↓↓↓

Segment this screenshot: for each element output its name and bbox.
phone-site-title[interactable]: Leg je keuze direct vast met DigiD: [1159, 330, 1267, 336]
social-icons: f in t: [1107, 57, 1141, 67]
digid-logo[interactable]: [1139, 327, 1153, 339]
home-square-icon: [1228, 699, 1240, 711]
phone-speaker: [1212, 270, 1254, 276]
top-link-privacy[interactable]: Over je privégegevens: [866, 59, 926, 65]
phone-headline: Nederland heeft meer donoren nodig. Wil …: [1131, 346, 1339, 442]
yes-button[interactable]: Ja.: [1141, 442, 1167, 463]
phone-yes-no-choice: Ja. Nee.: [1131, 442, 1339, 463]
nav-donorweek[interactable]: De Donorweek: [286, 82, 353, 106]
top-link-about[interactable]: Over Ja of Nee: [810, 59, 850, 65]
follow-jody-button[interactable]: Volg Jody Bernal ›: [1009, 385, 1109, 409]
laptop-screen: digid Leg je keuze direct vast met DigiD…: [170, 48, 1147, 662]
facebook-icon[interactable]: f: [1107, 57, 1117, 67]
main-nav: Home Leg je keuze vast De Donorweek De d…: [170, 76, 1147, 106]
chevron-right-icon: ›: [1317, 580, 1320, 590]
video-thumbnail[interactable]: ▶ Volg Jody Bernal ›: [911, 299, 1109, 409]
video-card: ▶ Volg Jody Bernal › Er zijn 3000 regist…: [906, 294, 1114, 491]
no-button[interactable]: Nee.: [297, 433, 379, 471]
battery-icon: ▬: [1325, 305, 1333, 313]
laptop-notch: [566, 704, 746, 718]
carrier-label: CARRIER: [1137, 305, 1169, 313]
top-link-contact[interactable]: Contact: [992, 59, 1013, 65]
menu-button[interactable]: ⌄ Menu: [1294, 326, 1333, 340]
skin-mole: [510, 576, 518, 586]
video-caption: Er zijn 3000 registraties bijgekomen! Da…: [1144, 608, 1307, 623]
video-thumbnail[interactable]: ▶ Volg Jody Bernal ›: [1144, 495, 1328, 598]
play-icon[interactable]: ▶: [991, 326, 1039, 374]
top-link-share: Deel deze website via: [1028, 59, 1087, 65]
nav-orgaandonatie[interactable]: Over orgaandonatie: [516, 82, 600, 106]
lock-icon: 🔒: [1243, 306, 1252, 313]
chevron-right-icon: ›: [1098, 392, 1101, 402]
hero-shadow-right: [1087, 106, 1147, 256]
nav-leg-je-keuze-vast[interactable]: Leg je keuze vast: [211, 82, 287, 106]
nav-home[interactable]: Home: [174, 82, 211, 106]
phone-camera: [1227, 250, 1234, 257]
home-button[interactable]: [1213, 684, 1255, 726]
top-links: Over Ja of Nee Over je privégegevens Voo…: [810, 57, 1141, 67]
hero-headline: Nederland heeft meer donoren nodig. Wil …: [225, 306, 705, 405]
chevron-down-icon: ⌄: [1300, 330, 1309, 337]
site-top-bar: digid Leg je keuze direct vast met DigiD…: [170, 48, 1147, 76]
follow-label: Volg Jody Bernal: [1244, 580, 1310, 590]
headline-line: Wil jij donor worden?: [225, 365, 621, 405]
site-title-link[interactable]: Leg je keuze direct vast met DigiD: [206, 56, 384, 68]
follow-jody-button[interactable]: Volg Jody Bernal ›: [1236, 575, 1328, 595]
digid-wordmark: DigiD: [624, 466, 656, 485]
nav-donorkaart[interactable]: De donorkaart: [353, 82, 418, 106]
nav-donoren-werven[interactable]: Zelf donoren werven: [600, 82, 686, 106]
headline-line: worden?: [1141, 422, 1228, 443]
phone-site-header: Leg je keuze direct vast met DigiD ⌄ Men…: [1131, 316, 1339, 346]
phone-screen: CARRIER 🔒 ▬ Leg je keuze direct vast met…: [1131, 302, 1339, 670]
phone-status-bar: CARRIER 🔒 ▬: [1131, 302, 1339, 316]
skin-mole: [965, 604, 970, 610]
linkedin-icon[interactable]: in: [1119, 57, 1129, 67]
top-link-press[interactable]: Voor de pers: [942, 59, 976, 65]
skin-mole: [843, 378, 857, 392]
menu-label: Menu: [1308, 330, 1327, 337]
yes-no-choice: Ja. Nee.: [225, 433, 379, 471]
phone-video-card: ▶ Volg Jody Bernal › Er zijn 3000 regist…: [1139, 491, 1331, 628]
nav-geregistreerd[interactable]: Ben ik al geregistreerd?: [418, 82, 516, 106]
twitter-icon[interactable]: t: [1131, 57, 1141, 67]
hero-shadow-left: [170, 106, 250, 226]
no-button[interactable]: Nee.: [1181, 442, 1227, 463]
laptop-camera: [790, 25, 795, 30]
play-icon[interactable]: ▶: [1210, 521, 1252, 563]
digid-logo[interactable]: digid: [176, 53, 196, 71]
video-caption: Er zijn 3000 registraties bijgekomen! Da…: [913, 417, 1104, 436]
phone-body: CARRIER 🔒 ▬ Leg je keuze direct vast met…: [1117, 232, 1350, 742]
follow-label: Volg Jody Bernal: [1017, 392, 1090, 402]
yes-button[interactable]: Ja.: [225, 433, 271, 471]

↑↑↑

GIVEN PROBLEM: Copy the records above exactly as they appear, line for line.

RESULT BELOW:
Segment this screenshot: for each element output its name and bbox.
phone-site-title[interactable]: Leg je keuze direct vast met DigiD: [1159, 330, 1267, 336]
social-icons: f in t: [1107, 57, 1141, 67]
digid-logo[interactable]: [1139, 327, 1153, 339]
home-square-icon: [1228, 699, 1240, 711]
phone-speaker: [1212, 270, 1254, 276]
top-link-privacy[interactable]: Over je privégegevens: [866, 59, 926, 65]
phone-headline: Nederland heeft meer donoren nodig. Wil …: [1131, 346, 1339, 442]
yes-button[interactable]: Ja.: [1141, 442, 1167, 463]
phone-yes-no-choice: Ja. Nee.: [1131, 442, 1339, 463]
nav-donorweek[interactable]: De Donorweek: [286, 82, 353, 106]
top-link-about[interactable]: Over Ja of Nee: [810, 59, 850, 65]
follow-jody-button[interactable]: Volg Jody Bernal ›: [1009, 385, 1109, 409]
laptop-screen: digid Leg je keuze direct vast met DigiD…: [170, 48, 1147, 662]
facebook-icon[interactable]: f: [1107, 57, 1117, 67]
main-nav: Home Leg je keuze vast De Donorweek De d…: [170, 76, 1147, 106]
chevron-right-icon: ›: [1317, 580, 1320, 590]
video-thumbnail[interactable]: ▶ Volg Jody Bernal ›: [911, 299, 1109, 409]
video-card: ▶ Volg Jody Bernal › Er zijn 3000 regist…: [906, 294, 1114, 491]
no-button[interactable]: Nee.: [297, 433, 379, 471]
battery-icon: ▬: [1325, 305, 1333, 313]
laptop-notch: [566, 704, 746, 718]
carrier-label: CARRIER: [1137, 305, 1169, 313]
top-link-contact[interactable]: Contact: [992, 59, 1013, 65]
menu-button[interactable]: ⌄ Menu: [1294, 326, 1333, 340]
skin-mole: [510, 576, 518, 586]
video-caption: Er zijn 3000 registraties bijgekomen! Da…: [1144, 608, 1307, 623]
video-thumbnail[interactable]: ▶ Volg Jody Bernal ›: [1144, 495, 1328, 598]
play-icon[interactable]: ▶: [991, 326, 1039, 374]
top-link-share: Deel deze website via: [1028, 59, 1087, 65]
nav-orgaandonatie[interactable]: Over orgaandonatie: [516, 82, 600, 106]
lock-icon: 🔒: [1243, 306, 1252, 313]
chevron-right-icon: ›: [1098, 392, 1101, 402]
hero-shadow-right: [1087, 106, 1147, 256]
nav-leg-je-keuze-vast[interactable]: Leg je keuze vast: [211, 82, 287, 106]
nav-home[interactable]: Home: [174, 82, 211, 106]
phone-camera: [1227, 250, 1234, 257]
home-button[interactable]: [1213, 684, 1255, 726]
top-links: Over Ja of Nee Over je privégegevens Voo…: [810, 57, 1141, 67]
hero-headline: Nederland heeft meer donoren nodig. Wil …: [225, 306, 705, 405]
chevron-down-icon: ⌄: [1300, 330, 1309, 337]
site-top-bar: digid Leg je keuze direct vast met DigiD…: [170, 48, 1147, 76]
follow-label: Volg Jody Bernal: [1244, 580, 1310, 590]
headline-line: Wil jij donor worden?: [225, 365, 621, 405]
site-title-link[interactable]: Leg je keuze direct vast met DigiD: [206, 56, 384, 68]
follow-jody-button[interactable]: Volg Jody Bernal ›: [1236, 575, 1328, 595]
digid-wordmark: DigiD: [624, 466, 656, 485]
nav-donorkaart[interactable]: De donorkaart: [353, 82, 418, 106]
nav-donoren-werven[interactable]: Zelf donoren werven: [600, 82, 686, 106]
headline-line: worden?: [1141, 422, 1228, 443]
phone-site-header: Leg je keuze direct vast met DigiD ⌄ Men…: [1131, 316, 1339, 346]
phone-screen: CARRIER 🔒 ▬ Leg je keuze direct vast met…: [1131, 302, 1339, 670]
phone-status-bar: CARRIER 🔒 ▬: [1131, 302, 1339, 316]
skin-mole: [965, 604, 970, 610]
linkedin-icon[interactable]: in: [1119, 57, 1129, 67]
top-link-press[interactable]: Voor de pers: [942, 59, 976, 65]
skin-mole: [843, 378, 857, 392]
menu-label: Menu: [1308, 330, 1327, 337]
yes-no-choice: Ja. Nee.: [225, 433, 379, 471]
phone-video-card: ▶ Volg Jody Bernal › Er zijn 3000 regist…: [1139, 491, 1331, 628]
nav-geregistreerd[interactable]: Ben ik al geregistreerd?: [418, 82, 516, 106]
twitter-icon[interactable]: t: [1131, 57, 1141, 67]
hero-shadow-left: [170, 106, 250, 226]
no-button[interactable]: Nee.: [1181, 442, 1227, 463]
laptop-camera: [790, 25, 795, 30]
play-icon[interactable]: ▶: [1210, 521, 1252, 563]
digid-logo[interactable]: digid: [176, 53, 196, 71]
video-caption: Er zijn 3000 registraties bijgekomen! Da…: [913, 417, 1104, 436]
phone-body: CARRIER 🔒 ▬ Leg je keuze direct vast met…: [1117, 232, 1350, 742]
follow-label: Volg Jody Bernal: [1017, 392, 1090, 402]
yes-button[interactable]: Ja.: [225, 433, 271, 471]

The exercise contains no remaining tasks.